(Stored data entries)
====
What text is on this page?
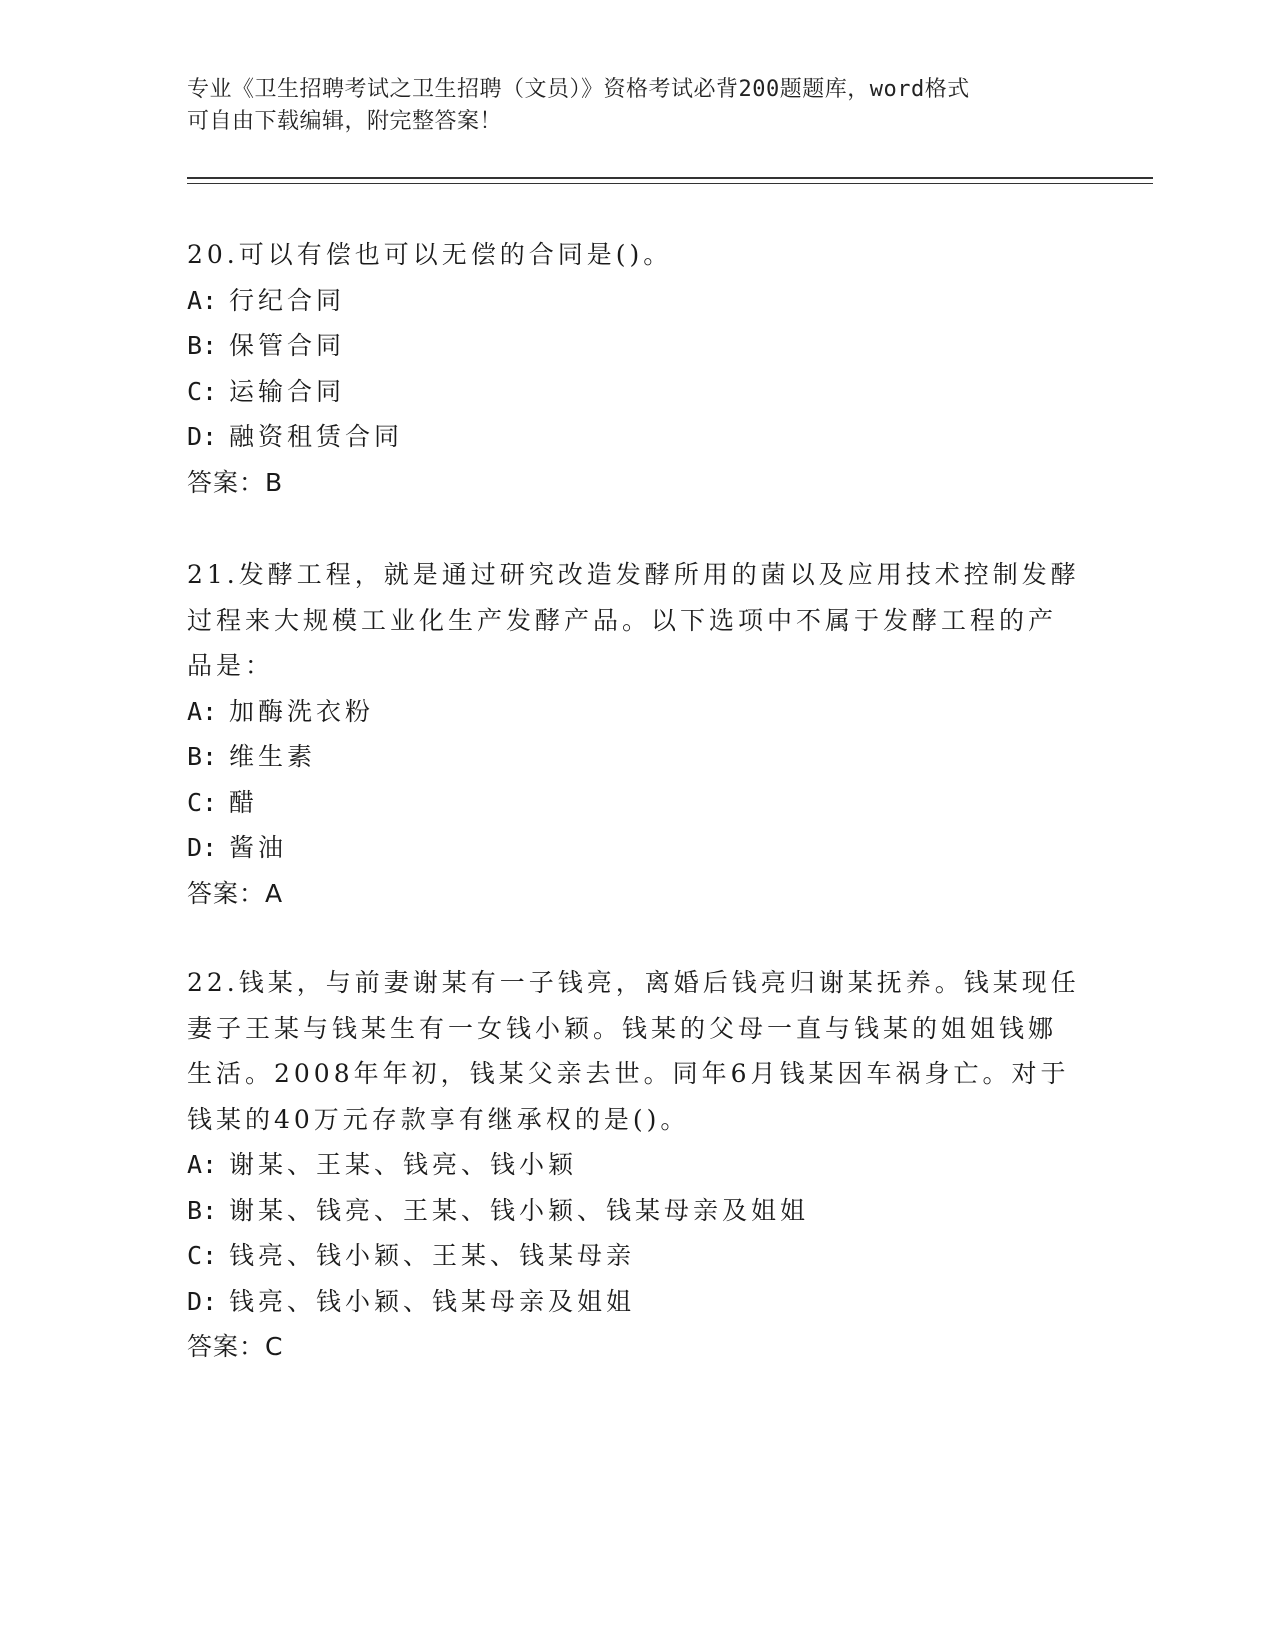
专业《卫生招聘考试之卫生招聘（文员）》资格考试必背200题题库，word格式
可自由下载编辑，附完整答案！
20.可以有偿也可以无偿的合同是()。
A: 行纪合同
B: 保管合同
C: 运输合同
D: 融资租赁合同
答案：B
21.发酵工程，就是通过研究改造发酵所用的菌以及应用技术控制发酵
过程来大规模工业化生产发酵产品。以下选项中不属于发酵工程的产
品是：
A: 加酶洗衣粉
B: 维生素
C: 醋
D: 酱油
答案：A
22.钱某，与前妻谢某有一子钱亮，离婚后钱亮归谢某抚养。钱某现任
妻子王某与钱某生有一女钱小颖。钱某的父母一直与钱某的姐姐钱娜
生活。2008年年初，钱某父亲去世。同年6月钱某因车祸身亡。对于
钱某的40万元存款享有继承权的是()。
A: 谢某、王某、钱亮、钱小颖
B: 谢某、钱亮、王某、钱小颖、钱某母亲及姐姐
C: 钱亮、钱小颖、王某、钱某母亲
D: 钱亮、钱小颖、钱某母亲及姐姐
答案：C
====
_Directions_
Transcribe the listing in full and omit the pictures.

_Written answer_
What text is on this page?
专业《卫生招聘考试之卫生招聘（文员）》资格考试必背200题题库，word格式
可自由下载编辑，附完整答案！
20.可以有偿也可以无偿的合同是()。
A: 行纪合同
B: 保管合同
C: 运输合同
D: 融资租赁合同
答案：B
21.发酵工程，就是通过研究改造发酵所用的菌以及应用技术控制发酵
过程来大规模工业化生产发酵产品。以下选项中不属于发酵工程的产
品是：
A: 加酶洗衣粉
B: 维生素
C: 醋
D: 酱油
答案：A
22.钱某，与前妻谢某有一子钱亮，离婚后钱亮归谢某抚养。钱某现任
妻子王某与钱某生有一女钱小颖。钱某的父母一直与钱某的姐姐钱娜
生活。2008年年初，钱某父亲去世。同年6月钱某因车祸身亡。对于
钱某的40万元存款享有继承权的是()。
A: 谢某、王某、钱亮、钱小颖
B: 谢某、钱亮、王某、钱小颖、钱某母亲及姐姐
C: 钱亮、钱小颖、王某、钱某母亲
D: 钱亮、钱小颖、钱某母亲及姐姐
答案：C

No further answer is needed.